→ **Information shown**:
------------------------------------------------------------------------
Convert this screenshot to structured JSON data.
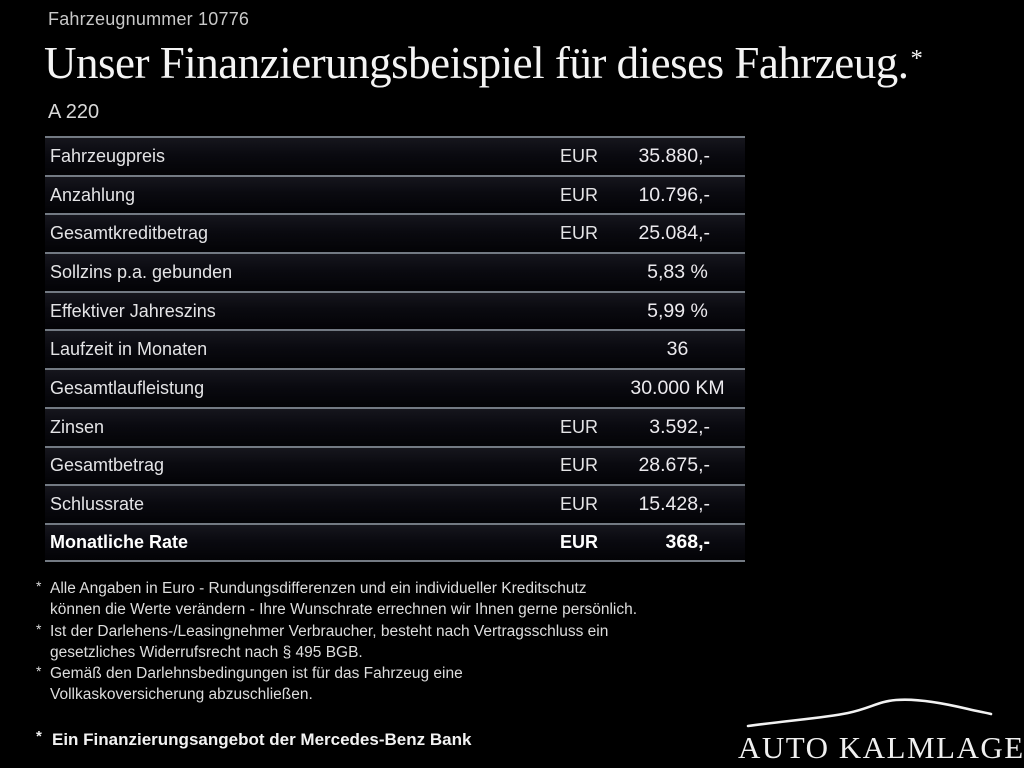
{
  "colors": {
    "background": "#000000",
    "row-top": "#16161d",
    "row-bottom": "#030306",
    "divider": "#737a83",
    "text": "#e8e8e8",
    "muted": "#c9c9c9",
    "bright": "#ffffff"
  },
  "header": {
    "vehicle_number": "Fahrzeugnummer 10776",
    "title": "Unser Finanzierungsbeispiel für dieses Fahrzeug.",
    "title_marker": "*",
    "model": "A 220"
  },
  "table": {
    "rows": [
      {
        "label": "Fahrzeugpreis",
        "currency": "EUR",
        "value": "35.880,-",
        "bold": false,
        "centered": false
      },
      {
        "label": "Anzahlung",
        "currency": "EUR",
        "value": "10.796,-",
        "bold": false,
        "centered": false
      },
      {
        "label": "Gesamtkreditbetrag",
        "currency": "EUR",
        "value": "25.084,-",
        "bold": false,
        "centered": false
      },
      {
        "label": "Sollzins p.a. gebunden",
        "currency": "",
        "value": "5,83 %",
        "bold": false,
        "centered": true
      },
      {
        "label": "Effektiver Jahreszins",
        "currency": "",
        "value": "5,99 %",
        "bold": false,
        "centered": true
      },
      {
        "label": "Laufzeit in Monaten",
        "currency": "",
        "value": "36",
        "bold": false,
        "centered": true
      },
      {
        "label": "Gesamtlaufleistung",
        "currency": "",
        "value": "30.000 KM",
        "bold": false,
        "centered": true
      },
      {
        "label": "Zinsen",
        "currency": "EUR",
        "value": "3.592,-",
        "bold": false,
        "centered": false
      },
      {
        "label": "Gesamtbetrag",
        "currency": "EUR",
        "value": "28.675,-",
        "bold": false,
        "centered": false
      },
      {
        "label": "Schlussrate",
        "currency": "EUR",
        "value": "15.428,-",
        "bold": false,
        "centered": false
      },
      {
        "label": "Monatliche Rate",
        "currency": "EUR",
        "value": "368,-",
        "bold": true,
        "centered": false
      }
    ]
  },
  "footnotes": {
    "marker": "*",
    "items": [
      {
        "lines": [
          "Alle Angaben in Euro - Rundungsdifferenzen und ein individueller Kreditschutz",
          "können die Werte verändern - Ihre Wunschrate errechnen wir Ihnen gerne persönlich."
        ]
      },
      {
        "lines": [
          "Ist der Darlehens-/Leasingnehmer Verbraucher, besteht nach Vertragsschluss ein",
          "gesetzliches Widerrufsrecht nach § 495 BGB."
        ]
      },
      {
        "lines": [
          "Gemäß den Darlehnsbedingungen ist für das Fahrzeug eine",
          "Vollkaskoversicherung abzuschließen."
        ]
      }
    ]
  },
  "bank_note": {
    "marker": "*",
    "text": "Ein Finanzierungsangebot der Mercedes-Benz Bank"
  },
  "dealer": {
    "name": "AUTO KALMLAGE"
  }
}
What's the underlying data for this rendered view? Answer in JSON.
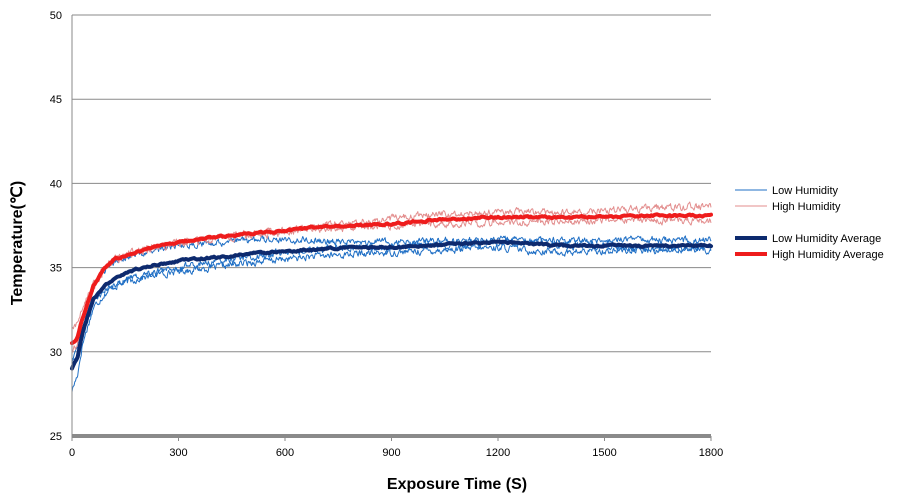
{
  "chart_data": {
    "type": "line",
    "title": "",
    "xlabel": "Exposure Time (S)",
    "ylabel": "Temperature(℃)",
    "xlim": [
      0,
      1800
    ],
    "ylim": [
      25,
      50
    ],
    "xticks": [
      "0",
      "300",
      "600",
      "900",
      "1200",
      "1500",
      "1800"
    ],
    "yticks": [
      "25",
      "30",
      "35",
      "40",
      "45",
      "50"
    ],
    "grid": "horizontal",
    "legend": "right",
    "series": [
      {
        "name": "Low Humidity",
        "color": "#1f6fc5",
        "role": "trial",
        "x": [
          0,
          15,
          30,
          60,
          90,
          120,
          180,
          240,
          300,
          400,
          500,
          600,
          700,
          800,
          900,
          1000,
          1100,
          1200,
          1300,
          1400,
          1500,
          1600,
          1700,
          1800
        ],
        "y": [
          27.7,
          28.6,
          30.5,
          32.6,
          33.4,
          33.9,
          34.3,
          34.6,
          34.8,
          35.0,
          35.3,
          35.5,
          35.7,
          35.8,
          35.9,
          36.0,
          36.1,
          36.2,
          36.0,
          35.9,
          36.0,
          36.0,
          36.1,
          36.0
        ]
      },
      {
        "name": "",
        "color": "#1f6fc5",
        "role": "trial",
        "x": [
          0,
          15,
          30,
          60,
          90,
          120,
          180,
          240,
          300,
          400,
          500,
          600,
          700,
          800,
          900,
          1000,
          1100,
          1200,
          1300,
          1400,
          1500,
          1600,
          1700,
          1800
        ],
        "y": [
          29.6,
          30.5,
          32.0,
          33.8,
          34.8,
          35.4,
          35.8,
          36.1,
          36.3,
          36.5,
          36.6,
          36.7,
          36.6,
          36.5,
          36.5,
          36.6,
          36.6,
          36.7,
          36.6,
          36.6,
          36.6,
          36.7,
          36.6,
          36.6
        ]
      },
      {
        "name": "",
        "color": "#1f6fc5",
        "role": "trial",
        "x": [
          0,
          15,
          30,
          60,
          90,
          120,
          180,
          240,
          300,
          400,
          500,
          600,
          700,
          800,
          900,
          1000,
          1100,
          1200,
          1300,
          1400,
          1500,
          1600,
          1700,
          1800
        ],
        "y": [
          29.2,
          29.8,
          31.0,
          32.8,
          33.6,
          34.0,
          34.5,
          34.8,
          35.0,
          35.4,
          35.6,
          35.9,
          36.1,
          36.2,
          36.2,
          36.4,
          36.4,
          36.5,
          36.5,
          36.3,
          36.3,
          36.2,
          36.2,
          36.2
        ]
      },
      {
        "name": "High Humidity",
        "color": "#e38e8e",
        "role": "trial",
        "x": [
          0,
          15,
          30,
          60,
          90,
          120,
          180,
          240,
          300,
          400,
          500,
          600,
          700,
          800,
          900,
          1000,
          1100,
          1200,
          1300,
          1400,
          1500,
          1600,
          1700,
          1800
        ],
        "y": [
          31.3,
          31.7,
          32.6,
          34.0,
          35.0,
          35.5,
          36.0,
          36.3,
          36.5,
          36.8,
          37.0,
          37.2,
          37.5,
          37.7,
          37.9,
          38.1,
          38.2,
          38.3,
          38.3,
          38.3,
          38.4,
          38.5,
          38.6,
          38.6
        ]
      },
      {
        "name": "",
        "color": "#e38e8e",
        "role": "trial",
        "x": [
          0,
          15,
          30,
          60,
          90,
          120,
          180,
          240,
          300,
          400,
          500,
          600,
          700,
          800,
          900,
          1000,
          1100,
          1200,
          1300,
          1400,
          1500,
          1600,
          1700,
          1800
        ],
        "y": [
          30.0,
          30.4,
          31.8,
          33.7,
          34.8,
          35.4,
          35.9,
          36.2,
          36.4,
          36.7,
          36.9,
          37.1,
          37.3,
          37.4,
          37.5,
          37.6,
          37.6,
          37.7,
          37.7,
          37.8,
          37.8,
          37.8,
          37.8,
          37.8
        ]
      },
      {
        "name": "Low Humidity Average",
        "color": "#0d2a6e",
        "role": "average",
        "x": [
          0,
          15,
          30,
          60,
          90,
          120,
          180,
          240,
          300,
          400,
          500,
          600,
          700,
          800,
          900,
          1000,
          1100,
          1200,
          1300,
          1400,
          1500,
          1600,
          1700,
          1800
        ],
        "y": [
          29.0,
          29.6,
          31.2,
          33.1,
          33.9,
          34.4,
          34.9,
          35.2,
          35.4,
          35.6,
          35.8,
          36.0,
          36.1,
          36.2,
          36.2,
          36.3,
          36.4,
          36.5,
          36.4,
          36.3,
          36.3,
          36.3,
          36.3,
          36.3
        ]
      },
      {
        "name": "High Humidity Average",
        "color": "#ee1c1c",
        "role": "average",
        "x": [
          0,
          15,
          30,
          60,
          90,
          120,
          180,
          240,
          300,
          400,
          500,
          600,
          700,
          800,
          900,
          1000,
          1100,
          1200,
          1300,
          1400,
          1500,
          1600,
          1700,
          1800
        ],
        "y": [
          30.5,
          30.8,
          32.0,
          33.9,
          34.9,
          35.5,
          35.9,
          36.3,
          36.5,
          36.8,
          37.0,
          37.2,
          37.4,
          37.5,
          37.6,
          37.8,
          37.9,
          38.0,
          38.0,
          38.0,
          38.0,
          38.1,
          38.1,
          38.1
        ]
      }
    ]
  }
}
------------------------------------------------------------------------
→ **What you are asked to do**: Search the lines for "value". Copy each line that has it.

→ **Completed task**:
        "value": "35.880,-",
        "value": "10.796,-",
        "value": "25.084,-",
        "value": "5,83 %",
        "value": "5,99 %",
        "value": "36",
        "value": "30.000 KM",
        "value": "3.592,-",
        "value": "28.675,-",
        "value": "15.428,-",
        "value": "368,-",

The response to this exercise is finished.